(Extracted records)

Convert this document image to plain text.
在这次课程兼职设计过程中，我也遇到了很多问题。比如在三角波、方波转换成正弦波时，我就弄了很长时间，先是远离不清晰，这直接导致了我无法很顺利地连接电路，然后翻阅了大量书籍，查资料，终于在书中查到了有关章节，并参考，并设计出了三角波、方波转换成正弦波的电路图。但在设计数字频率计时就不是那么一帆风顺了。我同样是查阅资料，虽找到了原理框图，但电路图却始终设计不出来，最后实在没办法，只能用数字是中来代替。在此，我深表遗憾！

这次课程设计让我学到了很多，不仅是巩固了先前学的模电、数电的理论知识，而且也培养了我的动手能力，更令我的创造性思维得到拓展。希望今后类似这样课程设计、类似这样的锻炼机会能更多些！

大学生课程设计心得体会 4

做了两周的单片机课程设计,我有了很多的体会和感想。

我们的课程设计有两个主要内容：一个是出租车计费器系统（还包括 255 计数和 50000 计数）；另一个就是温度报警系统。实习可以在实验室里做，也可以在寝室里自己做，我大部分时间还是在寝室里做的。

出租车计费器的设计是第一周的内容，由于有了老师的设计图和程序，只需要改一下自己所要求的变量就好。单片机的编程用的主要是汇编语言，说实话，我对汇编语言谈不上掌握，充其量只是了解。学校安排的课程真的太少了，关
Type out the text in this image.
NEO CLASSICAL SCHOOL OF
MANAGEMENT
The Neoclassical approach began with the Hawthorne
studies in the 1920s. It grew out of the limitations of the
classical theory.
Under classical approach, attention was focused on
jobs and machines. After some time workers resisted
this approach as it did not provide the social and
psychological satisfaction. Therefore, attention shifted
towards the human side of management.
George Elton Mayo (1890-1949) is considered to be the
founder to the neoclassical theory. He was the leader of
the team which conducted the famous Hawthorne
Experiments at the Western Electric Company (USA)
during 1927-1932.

WRITTEN TASK >> Reproduce every line of the listing above in which the string "text" appears.

FULL RESPONSE >>
Convert this document image to plain text.
Type out the text in this image.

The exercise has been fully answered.